→ **Tasks**:
(1) Rewrite the Tab Ranker text from "to get a score" to "not be valid.", putting "entry point" in place of "interface".
(2) List every file name that the Tab Ranker text mentions, counting each file once.
(3) Answer from the Tab Ranker text:
(a) What kind of value does the model output?
(b) What feature value does a scalar metric like WasRecentlyActive() take?
(c) Which method gets a score from a WebContents?

→ **Excerpted text**:
□ □ □ □

The Tab Ranker is an experimental model used to predict tab reactivation. We are setting up experiments to use this model as a factor in deciding which tabs to discard when the system is low on memory.
The input to the model is a list of metrics about a background tab, such as whether it is pinned, how long it has been in the background, and how many events it has received. The output is a floating point value, where a higher number suggests the tab is more likely to be reactivated than a lower number. The range of possible outputs is dependent on the model; what matters is the relative ordering of scores, not the precise value of a score.
The metrics used for inference are the same metrics logged to UKM by TabMetricsLogger. Using these metrics, we trained a DNN model. The inferencing code in native_inference.cc
consists of the model weights generated by TensorFlow and basic operations to execute the model over an example.
See [native_inference.md] for details on how the tf.native code is cleaned up for Chromium.
Examples are provided to the model as an array of floats, with each element corresponding to a feature. For scalar metrics like WasRecentlyActive(), this feature is simply a 0 or 1.
A metric with multiple possible values, like an enum or bucketized number, is broken into a number of features, each corresponding to one of its possible values. For example, a value of 7 for the PageTransitionCoreType metric is represented as a 1 in the PageTransitionCoreType_7
feature. See https://en.wikipedia.org/wiki/One-hot.
The AssistRanker handles this example preprocessing based on the configuration provided in example_preprocessor_config.pb. This can be examined with the print_example_preprocessor_config.py
utility:
./components/assist_ranker/print_example_preprocessor_config.py \ out/Release \ chrome/browser/resource_coordinator/tab_ranker/example_preprocessor_config.pb
Use TabActivityWatcher::CalculateReactivationScore()
to get a score from a WebContents.
Internally, TabScorePredictor::ScoreTab
is the interface to the model. The caller needs to track a number of metrics about the tab and its window. These metrics must be calculated in the same way they were logged, as otherwise the results will not be valid.

□ □ □ □

→ **Exercise data**:
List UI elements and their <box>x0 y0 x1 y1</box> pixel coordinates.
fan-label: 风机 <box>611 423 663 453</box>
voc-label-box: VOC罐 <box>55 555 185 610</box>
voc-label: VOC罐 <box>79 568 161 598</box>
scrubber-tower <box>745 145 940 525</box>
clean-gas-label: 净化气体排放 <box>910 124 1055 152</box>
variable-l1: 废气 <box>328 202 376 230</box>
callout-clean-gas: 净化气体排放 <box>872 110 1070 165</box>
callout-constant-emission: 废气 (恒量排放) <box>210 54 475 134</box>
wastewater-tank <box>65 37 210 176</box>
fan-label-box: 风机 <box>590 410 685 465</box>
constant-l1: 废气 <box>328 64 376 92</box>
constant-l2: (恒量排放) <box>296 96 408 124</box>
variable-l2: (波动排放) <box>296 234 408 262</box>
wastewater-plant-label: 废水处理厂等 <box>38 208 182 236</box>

□ □ □ □

→ **Solutions below**:
(1)
to get a score from a WebContents.
Internally, TabScorePredictor::ScoreTab
is the entry point to the model. The caller needs to track a number of metrics about the tab and its window. These metrics must be calculated in the same way they were logged, as otherwise the results will not be valid.

(2)
native_inference.cc
native_inference.md
example_preprocessor_config.pb
print_example_preprocessor_config.py

(3)
(a) A floating point value. A higher number suggests the tab is more likely to be reactivated.
(b) 0 or 1.
(c) TabActivityWatcher::CalculateReactivationScore().